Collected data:

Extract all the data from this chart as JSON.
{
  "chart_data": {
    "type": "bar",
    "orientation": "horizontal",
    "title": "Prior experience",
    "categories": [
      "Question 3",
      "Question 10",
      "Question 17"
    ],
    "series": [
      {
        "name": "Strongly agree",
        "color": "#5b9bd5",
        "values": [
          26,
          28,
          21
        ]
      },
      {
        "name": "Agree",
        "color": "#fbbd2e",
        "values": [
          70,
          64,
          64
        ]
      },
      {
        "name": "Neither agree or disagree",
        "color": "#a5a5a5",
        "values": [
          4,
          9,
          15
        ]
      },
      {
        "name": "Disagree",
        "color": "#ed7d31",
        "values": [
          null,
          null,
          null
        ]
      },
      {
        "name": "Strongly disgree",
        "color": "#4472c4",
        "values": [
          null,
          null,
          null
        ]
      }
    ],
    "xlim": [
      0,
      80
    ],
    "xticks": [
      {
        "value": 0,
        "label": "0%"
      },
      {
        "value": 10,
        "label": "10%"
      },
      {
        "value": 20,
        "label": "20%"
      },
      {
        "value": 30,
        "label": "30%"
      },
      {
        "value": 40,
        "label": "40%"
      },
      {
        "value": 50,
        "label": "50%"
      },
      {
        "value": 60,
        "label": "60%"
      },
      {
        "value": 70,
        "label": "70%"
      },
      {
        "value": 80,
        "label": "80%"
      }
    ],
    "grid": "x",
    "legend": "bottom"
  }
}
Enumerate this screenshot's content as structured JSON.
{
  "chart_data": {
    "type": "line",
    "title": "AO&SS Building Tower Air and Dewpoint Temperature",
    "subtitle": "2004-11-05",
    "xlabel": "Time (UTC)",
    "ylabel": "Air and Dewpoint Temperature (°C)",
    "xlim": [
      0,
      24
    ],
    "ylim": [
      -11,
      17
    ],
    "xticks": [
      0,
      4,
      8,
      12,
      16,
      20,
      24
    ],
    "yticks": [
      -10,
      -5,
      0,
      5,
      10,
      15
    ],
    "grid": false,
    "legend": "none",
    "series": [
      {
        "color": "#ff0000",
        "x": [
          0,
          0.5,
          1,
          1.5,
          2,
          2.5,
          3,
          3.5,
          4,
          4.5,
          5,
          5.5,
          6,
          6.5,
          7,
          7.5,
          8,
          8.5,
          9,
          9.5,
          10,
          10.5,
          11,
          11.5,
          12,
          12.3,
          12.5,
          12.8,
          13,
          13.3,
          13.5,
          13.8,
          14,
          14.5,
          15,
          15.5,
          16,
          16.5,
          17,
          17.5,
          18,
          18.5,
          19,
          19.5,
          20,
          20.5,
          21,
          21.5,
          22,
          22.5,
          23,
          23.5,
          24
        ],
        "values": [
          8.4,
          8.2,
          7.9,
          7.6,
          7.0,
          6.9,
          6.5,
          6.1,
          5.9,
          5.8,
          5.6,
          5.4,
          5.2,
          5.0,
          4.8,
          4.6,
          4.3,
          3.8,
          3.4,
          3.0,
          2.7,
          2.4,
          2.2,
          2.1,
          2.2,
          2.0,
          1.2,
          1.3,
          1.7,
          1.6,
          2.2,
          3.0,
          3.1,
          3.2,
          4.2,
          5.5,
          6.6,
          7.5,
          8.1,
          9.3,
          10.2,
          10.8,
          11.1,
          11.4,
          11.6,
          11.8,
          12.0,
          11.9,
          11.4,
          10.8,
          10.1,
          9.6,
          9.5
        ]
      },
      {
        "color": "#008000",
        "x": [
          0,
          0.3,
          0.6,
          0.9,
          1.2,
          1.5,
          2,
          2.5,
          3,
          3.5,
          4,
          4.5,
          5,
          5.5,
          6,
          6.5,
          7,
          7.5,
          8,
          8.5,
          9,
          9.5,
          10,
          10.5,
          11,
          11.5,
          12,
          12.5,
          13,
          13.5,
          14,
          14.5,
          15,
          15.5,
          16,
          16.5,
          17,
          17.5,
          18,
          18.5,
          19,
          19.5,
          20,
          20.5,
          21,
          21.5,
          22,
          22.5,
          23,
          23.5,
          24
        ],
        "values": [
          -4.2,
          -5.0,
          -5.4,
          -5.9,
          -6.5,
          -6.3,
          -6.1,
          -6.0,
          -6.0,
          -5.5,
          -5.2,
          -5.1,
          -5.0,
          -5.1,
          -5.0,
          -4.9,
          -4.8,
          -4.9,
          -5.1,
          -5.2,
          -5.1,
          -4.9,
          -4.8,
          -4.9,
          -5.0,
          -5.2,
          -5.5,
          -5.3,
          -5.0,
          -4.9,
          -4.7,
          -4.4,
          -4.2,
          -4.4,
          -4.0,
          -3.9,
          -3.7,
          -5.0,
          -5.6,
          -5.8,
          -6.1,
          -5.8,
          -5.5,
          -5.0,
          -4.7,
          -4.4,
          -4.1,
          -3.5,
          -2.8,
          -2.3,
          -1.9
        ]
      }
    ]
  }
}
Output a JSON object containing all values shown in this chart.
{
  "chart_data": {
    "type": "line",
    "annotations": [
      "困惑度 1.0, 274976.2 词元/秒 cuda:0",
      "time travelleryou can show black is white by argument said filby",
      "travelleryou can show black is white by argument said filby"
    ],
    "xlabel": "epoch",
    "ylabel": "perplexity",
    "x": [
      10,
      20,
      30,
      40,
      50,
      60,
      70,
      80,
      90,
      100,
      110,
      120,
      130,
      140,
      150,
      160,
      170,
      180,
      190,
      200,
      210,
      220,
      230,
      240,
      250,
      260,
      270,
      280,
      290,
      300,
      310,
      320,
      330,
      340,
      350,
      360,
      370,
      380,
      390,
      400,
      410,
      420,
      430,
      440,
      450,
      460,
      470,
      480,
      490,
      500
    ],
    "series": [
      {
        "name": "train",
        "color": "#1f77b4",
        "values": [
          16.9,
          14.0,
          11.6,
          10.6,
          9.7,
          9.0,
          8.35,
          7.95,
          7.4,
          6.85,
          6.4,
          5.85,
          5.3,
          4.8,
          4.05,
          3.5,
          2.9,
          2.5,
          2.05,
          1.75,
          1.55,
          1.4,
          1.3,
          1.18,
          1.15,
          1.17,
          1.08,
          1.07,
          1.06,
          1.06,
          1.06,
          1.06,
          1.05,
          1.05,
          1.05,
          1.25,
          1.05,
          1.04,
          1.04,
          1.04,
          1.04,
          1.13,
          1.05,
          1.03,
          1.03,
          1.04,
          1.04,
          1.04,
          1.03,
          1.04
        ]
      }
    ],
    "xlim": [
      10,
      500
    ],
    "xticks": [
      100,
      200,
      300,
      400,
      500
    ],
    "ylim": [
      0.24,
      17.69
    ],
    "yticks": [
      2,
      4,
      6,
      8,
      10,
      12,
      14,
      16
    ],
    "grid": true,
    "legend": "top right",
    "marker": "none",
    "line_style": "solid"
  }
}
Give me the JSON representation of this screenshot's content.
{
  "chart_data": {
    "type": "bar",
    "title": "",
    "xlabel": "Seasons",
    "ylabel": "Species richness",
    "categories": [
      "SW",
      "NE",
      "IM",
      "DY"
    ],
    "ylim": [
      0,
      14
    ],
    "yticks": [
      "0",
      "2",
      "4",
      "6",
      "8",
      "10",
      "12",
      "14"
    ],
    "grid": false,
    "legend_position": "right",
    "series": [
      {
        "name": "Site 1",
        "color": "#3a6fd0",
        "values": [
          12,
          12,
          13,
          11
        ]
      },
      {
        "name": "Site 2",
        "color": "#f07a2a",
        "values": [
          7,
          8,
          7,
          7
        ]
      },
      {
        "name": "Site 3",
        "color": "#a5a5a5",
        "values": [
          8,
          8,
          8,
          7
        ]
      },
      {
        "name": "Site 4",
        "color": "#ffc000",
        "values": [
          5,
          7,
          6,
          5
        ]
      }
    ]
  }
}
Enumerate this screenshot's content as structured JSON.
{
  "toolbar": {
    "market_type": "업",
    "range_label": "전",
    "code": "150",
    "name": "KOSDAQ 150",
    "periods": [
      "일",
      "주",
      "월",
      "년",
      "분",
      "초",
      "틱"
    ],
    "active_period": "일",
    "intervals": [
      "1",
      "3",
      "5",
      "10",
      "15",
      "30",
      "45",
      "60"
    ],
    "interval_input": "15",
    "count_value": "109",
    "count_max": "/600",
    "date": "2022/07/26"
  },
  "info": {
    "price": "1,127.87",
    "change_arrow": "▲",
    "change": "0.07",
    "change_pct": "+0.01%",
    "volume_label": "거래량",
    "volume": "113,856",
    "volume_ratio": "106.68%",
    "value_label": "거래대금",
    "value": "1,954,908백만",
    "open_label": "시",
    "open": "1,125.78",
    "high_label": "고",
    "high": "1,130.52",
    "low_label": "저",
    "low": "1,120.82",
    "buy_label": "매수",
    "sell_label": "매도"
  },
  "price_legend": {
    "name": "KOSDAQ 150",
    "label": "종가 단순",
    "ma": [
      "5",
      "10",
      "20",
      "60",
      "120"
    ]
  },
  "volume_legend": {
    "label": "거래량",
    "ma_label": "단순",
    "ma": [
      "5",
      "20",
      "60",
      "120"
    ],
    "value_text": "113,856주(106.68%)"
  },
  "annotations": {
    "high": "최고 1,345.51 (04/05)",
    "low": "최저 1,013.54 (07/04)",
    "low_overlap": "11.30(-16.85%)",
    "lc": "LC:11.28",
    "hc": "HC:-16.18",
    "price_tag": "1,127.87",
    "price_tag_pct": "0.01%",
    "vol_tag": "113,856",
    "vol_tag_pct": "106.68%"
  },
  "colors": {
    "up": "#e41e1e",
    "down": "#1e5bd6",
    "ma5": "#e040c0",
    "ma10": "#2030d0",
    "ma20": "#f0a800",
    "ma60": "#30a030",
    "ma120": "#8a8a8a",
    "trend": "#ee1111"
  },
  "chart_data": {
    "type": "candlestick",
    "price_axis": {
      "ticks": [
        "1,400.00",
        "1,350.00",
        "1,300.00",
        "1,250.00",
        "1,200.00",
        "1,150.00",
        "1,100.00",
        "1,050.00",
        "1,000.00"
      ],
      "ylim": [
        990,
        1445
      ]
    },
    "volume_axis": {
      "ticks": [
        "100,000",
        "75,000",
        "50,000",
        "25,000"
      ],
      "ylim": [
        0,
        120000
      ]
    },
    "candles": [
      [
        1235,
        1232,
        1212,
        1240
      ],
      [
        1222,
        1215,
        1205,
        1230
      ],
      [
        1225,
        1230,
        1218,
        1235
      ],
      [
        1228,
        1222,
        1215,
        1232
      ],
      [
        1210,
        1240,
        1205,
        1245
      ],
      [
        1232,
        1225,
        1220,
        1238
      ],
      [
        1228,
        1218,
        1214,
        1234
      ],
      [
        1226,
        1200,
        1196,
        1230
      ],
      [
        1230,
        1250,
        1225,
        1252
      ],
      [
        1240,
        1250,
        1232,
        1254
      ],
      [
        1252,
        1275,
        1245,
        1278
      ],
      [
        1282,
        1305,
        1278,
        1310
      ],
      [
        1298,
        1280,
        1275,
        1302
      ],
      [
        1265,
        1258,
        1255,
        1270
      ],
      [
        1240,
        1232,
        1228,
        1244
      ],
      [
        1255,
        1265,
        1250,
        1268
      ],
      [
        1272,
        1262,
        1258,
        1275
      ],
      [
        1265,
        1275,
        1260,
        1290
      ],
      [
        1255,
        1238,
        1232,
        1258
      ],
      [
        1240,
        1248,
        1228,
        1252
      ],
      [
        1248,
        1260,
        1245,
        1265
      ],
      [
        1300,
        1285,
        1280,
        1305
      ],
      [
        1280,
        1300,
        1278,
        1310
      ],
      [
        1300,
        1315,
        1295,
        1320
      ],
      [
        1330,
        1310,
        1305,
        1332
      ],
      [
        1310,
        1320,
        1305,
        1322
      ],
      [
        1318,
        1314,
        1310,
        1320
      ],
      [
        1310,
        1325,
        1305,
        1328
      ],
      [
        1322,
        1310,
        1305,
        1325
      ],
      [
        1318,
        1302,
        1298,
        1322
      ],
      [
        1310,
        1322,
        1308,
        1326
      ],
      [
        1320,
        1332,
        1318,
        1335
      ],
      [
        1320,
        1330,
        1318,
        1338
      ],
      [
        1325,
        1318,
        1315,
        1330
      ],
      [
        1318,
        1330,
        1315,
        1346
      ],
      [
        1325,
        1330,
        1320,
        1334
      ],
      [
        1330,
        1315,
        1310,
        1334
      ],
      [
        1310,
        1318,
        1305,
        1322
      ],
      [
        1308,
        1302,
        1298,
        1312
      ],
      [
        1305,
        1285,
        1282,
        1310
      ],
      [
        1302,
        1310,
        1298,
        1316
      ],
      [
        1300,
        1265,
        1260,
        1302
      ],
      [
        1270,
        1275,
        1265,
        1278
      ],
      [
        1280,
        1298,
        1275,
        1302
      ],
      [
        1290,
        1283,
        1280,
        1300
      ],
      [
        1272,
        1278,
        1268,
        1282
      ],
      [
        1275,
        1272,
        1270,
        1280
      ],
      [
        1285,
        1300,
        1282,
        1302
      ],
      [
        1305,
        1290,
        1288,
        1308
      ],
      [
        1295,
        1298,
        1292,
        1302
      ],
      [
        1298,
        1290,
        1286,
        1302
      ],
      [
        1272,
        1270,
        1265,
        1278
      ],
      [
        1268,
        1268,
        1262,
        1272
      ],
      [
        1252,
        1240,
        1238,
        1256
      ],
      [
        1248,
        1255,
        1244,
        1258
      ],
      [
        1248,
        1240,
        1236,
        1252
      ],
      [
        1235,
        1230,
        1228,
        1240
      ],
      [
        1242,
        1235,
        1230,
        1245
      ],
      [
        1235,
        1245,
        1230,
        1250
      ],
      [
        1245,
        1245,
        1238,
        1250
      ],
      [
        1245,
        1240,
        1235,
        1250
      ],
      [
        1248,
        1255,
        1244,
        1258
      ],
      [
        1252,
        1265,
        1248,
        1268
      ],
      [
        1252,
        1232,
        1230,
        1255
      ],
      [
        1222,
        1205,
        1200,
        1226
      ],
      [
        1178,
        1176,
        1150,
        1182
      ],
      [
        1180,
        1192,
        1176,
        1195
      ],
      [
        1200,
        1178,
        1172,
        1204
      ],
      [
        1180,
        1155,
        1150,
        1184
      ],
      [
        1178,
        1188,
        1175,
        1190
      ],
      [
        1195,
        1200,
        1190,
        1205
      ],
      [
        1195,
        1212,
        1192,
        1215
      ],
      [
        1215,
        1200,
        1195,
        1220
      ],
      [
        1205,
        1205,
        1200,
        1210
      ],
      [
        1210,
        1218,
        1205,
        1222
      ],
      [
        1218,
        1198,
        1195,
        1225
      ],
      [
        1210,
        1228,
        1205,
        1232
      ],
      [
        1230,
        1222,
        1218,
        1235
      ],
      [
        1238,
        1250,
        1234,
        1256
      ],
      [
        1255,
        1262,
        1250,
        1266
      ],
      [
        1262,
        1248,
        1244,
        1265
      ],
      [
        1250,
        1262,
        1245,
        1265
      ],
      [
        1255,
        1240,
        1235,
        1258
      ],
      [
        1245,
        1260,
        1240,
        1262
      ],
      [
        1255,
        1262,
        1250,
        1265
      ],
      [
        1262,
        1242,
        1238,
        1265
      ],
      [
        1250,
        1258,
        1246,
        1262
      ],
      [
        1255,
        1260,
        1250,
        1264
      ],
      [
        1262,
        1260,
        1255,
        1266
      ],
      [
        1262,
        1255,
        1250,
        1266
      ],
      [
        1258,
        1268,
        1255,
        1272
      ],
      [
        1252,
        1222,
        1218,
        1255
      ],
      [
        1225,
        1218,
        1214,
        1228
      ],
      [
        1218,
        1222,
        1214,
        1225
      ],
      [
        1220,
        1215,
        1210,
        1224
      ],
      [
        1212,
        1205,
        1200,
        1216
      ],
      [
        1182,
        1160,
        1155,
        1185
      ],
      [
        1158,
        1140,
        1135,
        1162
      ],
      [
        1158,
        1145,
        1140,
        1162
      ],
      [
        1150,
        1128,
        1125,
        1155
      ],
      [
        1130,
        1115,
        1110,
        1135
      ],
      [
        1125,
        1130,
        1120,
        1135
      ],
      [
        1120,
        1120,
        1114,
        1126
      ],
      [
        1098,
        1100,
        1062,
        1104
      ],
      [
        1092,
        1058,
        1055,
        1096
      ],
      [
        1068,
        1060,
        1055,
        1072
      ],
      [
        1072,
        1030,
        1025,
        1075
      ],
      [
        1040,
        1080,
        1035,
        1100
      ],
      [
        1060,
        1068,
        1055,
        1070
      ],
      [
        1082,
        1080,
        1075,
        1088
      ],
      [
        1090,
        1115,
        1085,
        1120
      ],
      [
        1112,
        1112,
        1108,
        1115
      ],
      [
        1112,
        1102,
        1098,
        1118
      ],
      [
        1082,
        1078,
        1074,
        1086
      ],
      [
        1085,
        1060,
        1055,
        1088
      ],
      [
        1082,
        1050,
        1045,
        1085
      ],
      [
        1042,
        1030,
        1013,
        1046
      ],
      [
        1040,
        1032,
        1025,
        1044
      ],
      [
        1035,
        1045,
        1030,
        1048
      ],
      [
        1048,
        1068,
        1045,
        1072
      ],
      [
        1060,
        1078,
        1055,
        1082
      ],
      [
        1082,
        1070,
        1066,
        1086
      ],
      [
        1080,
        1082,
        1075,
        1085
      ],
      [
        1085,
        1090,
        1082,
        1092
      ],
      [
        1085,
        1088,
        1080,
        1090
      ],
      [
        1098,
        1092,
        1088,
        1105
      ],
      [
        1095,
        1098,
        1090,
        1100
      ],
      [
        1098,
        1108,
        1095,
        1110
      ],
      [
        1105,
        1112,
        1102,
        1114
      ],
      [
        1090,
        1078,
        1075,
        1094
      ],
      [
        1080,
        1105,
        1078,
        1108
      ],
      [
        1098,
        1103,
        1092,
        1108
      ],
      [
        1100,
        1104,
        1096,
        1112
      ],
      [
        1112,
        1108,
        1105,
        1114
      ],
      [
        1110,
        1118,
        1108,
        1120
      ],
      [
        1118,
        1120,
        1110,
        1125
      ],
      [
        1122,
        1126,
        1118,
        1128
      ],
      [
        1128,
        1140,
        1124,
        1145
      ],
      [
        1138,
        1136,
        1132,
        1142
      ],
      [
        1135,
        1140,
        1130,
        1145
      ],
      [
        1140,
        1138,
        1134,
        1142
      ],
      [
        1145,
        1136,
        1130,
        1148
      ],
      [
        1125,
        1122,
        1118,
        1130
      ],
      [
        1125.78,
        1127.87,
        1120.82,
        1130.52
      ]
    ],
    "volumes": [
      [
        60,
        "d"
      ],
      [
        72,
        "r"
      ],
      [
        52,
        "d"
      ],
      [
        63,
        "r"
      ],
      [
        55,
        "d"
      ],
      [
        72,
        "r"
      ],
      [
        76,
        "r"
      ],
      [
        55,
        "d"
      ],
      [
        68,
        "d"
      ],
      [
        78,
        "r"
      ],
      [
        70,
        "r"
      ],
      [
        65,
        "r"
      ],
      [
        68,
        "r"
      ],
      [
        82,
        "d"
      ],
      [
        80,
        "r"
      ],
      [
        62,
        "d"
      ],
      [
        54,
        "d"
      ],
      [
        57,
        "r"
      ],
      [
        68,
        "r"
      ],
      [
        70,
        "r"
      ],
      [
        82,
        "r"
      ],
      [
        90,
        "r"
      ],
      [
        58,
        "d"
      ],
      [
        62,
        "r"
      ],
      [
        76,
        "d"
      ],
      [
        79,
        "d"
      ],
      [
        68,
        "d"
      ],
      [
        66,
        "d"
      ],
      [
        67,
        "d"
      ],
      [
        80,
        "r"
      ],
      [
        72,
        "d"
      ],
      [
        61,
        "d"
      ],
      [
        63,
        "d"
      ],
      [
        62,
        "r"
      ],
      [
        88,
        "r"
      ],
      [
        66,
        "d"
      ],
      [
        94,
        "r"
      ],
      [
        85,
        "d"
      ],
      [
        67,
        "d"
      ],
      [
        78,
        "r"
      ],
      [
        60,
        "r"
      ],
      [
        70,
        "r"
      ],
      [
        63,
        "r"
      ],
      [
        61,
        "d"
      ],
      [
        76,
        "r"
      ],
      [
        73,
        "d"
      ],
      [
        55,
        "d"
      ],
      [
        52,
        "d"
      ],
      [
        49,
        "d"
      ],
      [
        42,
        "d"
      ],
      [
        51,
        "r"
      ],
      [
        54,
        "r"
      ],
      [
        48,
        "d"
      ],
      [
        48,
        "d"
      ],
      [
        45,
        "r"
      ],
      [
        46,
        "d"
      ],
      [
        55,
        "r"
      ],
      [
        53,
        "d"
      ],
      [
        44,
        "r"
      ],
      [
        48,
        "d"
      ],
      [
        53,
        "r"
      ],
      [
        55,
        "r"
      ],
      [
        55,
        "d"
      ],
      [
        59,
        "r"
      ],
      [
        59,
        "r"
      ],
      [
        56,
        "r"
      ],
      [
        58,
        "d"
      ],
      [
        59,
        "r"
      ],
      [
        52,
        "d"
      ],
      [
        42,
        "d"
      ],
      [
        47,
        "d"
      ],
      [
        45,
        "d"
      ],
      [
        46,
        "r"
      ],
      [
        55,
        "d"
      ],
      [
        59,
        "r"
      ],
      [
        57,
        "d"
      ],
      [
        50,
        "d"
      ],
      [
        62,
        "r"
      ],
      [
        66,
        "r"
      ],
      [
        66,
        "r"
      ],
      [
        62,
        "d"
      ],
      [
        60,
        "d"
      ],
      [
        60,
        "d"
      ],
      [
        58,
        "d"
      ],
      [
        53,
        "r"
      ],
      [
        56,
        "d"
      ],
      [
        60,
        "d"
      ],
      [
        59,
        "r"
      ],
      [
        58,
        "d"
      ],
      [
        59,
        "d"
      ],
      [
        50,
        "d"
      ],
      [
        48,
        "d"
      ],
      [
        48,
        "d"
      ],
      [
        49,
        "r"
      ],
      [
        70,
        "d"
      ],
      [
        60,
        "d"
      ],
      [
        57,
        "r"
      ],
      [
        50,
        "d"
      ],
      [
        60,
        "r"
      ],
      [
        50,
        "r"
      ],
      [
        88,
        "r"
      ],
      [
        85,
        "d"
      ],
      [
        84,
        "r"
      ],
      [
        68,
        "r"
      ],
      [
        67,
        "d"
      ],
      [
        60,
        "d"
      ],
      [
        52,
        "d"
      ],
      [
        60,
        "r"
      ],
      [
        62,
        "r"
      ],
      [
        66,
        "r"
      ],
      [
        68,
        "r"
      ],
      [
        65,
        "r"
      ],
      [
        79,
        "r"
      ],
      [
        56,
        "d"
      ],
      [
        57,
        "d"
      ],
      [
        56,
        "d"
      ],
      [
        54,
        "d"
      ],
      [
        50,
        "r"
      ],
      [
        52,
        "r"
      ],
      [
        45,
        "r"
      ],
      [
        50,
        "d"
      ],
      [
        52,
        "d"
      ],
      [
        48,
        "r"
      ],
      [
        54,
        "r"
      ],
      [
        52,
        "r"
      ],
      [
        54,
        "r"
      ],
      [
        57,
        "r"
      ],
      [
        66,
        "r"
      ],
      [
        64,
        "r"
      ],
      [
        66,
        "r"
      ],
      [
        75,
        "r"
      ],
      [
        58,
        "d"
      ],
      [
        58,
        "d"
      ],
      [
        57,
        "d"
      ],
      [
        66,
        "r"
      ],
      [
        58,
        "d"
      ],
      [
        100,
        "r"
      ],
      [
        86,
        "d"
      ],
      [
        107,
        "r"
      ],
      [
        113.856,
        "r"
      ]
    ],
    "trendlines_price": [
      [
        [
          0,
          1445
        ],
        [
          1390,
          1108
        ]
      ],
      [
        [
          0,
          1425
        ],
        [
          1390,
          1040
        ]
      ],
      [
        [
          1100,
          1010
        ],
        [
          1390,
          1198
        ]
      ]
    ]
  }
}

→ **TASK DESCRIPTION**
List each line of the records that holds the string "this".

→ **ANSWER IN FULL**
Extract all the data from this chart as JSON.
Enumerate this screenshot's content as structured JSON.
Output a JSON object containing all values shown in this chart.
Give me the JSON representation of this screenshot's content.
Enumerate this screenshot's content as structured JSON.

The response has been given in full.